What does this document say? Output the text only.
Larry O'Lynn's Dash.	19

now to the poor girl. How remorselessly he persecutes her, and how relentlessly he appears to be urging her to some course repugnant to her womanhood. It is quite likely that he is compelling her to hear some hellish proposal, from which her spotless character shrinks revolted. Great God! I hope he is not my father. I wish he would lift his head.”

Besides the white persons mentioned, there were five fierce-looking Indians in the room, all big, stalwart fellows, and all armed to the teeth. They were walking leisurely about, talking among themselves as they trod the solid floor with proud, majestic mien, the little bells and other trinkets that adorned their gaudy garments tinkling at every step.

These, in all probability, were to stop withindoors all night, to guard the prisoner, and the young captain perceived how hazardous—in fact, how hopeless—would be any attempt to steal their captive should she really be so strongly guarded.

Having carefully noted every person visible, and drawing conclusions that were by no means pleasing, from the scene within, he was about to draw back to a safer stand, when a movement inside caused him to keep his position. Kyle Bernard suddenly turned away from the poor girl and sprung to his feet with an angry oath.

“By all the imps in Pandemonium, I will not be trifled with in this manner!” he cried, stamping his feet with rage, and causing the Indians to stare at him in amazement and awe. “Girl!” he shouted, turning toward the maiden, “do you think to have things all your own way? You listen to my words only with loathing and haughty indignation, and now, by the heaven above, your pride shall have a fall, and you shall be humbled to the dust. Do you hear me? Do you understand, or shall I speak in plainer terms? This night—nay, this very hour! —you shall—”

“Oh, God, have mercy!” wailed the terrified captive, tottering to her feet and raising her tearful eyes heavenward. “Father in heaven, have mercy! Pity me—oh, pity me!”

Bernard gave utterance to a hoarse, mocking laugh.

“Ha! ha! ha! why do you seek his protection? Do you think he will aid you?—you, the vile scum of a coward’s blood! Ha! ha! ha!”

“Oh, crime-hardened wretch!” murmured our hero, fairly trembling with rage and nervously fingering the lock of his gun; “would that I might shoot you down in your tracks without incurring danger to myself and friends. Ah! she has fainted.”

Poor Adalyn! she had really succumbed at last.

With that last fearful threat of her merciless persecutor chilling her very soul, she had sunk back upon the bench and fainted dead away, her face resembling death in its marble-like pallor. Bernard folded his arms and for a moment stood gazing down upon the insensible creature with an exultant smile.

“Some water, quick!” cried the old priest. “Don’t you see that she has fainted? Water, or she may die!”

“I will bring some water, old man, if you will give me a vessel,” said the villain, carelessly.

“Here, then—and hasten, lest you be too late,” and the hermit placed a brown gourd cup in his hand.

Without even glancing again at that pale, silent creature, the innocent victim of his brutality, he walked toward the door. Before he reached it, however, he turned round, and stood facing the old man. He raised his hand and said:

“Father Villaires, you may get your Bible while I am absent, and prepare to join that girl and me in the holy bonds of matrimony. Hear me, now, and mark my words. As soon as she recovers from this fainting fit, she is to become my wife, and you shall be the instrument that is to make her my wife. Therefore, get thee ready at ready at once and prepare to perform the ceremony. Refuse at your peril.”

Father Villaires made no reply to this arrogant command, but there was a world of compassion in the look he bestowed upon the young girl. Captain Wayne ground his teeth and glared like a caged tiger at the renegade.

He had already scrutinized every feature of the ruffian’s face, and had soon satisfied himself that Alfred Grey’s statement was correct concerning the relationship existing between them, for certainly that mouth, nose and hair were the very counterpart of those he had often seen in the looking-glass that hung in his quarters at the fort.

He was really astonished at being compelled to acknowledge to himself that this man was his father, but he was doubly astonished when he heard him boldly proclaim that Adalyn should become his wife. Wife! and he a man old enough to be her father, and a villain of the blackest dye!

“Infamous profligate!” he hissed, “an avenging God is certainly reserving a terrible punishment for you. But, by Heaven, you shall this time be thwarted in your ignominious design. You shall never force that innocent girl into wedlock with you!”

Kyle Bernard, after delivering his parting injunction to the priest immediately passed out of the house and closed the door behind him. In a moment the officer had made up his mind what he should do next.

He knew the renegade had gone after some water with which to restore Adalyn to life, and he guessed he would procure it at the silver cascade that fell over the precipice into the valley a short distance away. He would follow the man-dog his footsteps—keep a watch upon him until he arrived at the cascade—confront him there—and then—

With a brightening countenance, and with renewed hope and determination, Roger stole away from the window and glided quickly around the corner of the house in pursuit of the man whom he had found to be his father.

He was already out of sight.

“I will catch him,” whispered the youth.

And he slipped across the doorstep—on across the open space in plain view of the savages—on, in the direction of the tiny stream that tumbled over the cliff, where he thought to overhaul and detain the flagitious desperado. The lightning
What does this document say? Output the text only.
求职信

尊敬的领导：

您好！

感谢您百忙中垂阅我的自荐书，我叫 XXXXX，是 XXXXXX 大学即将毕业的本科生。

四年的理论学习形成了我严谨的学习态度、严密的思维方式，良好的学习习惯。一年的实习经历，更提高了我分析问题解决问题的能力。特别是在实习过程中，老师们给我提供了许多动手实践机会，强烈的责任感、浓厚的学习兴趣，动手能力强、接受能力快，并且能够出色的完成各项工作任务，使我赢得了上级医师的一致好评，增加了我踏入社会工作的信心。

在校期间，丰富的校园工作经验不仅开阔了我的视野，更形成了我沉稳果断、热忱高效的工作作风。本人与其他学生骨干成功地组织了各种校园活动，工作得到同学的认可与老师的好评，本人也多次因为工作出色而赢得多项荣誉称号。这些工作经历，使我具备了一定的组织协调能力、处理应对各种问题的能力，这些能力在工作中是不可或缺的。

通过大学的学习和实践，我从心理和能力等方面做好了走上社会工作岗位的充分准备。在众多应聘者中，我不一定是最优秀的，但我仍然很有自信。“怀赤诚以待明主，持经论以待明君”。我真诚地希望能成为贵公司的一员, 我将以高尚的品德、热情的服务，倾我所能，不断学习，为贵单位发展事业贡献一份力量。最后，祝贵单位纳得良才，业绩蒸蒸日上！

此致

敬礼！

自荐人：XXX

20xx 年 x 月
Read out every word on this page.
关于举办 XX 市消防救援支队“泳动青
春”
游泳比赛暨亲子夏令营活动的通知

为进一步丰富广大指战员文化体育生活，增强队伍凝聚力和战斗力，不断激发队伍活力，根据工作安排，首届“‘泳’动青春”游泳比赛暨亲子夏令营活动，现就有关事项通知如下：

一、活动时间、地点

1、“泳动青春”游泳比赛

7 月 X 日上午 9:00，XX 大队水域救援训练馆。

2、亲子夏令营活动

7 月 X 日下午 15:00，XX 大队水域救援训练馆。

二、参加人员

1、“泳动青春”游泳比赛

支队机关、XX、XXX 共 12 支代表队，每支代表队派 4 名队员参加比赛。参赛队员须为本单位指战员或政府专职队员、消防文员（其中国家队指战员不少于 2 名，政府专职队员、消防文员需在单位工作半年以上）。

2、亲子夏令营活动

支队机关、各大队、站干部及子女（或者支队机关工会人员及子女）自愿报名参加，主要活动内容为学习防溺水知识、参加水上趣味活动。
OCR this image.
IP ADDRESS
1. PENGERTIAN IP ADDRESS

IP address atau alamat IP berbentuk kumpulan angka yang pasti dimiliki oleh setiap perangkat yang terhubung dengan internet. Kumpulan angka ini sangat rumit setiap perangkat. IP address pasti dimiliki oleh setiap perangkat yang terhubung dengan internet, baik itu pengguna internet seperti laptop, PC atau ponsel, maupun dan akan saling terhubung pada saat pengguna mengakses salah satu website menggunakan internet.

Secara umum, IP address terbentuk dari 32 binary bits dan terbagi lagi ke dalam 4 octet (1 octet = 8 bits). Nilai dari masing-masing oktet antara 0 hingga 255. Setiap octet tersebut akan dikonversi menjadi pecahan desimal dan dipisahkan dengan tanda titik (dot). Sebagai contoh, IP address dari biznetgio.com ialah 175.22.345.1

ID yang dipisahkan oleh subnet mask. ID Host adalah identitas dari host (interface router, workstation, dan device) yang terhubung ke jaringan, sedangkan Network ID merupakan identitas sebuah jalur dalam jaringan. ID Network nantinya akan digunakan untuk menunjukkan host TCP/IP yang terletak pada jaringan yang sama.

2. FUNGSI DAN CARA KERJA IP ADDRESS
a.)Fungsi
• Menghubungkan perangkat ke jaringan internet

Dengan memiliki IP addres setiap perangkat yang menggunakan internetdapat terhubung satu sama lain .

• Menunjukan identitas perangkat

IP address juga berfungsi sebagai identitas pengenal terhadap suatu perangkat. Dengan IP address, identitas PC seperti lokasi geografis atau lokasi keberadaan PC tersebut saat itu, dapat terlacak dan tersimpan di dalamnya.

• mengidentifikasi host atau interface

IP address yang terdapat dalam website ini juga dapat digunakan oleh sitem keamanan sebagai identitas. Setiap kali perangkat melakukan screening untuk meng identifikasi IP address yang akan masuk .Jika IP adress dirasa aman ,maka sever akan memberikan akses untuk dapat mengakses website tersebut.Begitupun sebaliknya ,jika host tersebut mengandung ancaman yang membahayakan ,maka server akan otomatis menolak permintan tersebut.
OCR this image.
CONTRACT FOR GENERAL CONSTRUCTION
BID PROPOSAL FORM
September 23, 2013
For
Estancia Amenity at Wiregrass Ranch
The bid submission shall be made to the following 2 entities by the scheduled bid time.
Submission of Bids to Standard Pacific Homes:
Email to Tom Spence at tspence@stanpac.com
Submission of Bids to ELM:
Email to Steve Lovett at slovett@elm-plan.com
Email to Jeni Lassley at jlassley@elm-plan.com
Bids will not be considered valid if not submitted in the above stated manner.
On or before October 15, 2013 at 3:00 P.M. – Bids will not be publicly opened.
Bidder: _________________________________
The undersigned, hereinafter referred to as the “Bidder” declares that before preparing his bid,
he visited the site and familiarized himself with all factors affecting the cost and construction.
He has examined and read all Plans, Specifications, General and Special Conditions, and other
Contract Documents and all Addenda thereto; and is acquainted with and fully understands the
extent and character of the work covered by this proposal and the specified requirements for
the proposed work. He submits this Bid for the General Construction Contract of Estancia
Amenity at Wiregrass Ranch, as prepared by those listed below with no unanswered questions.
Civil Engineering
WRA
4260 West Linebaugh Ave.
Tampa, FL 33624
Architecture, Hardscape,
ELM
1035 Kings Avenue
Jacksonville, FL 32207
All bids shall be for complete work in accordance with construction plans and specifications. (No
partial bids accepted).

STATED PROBLEM> Check every line in the material above for the string "Email", then give only the number of lines that have it.

CORRECT ANSWER> 3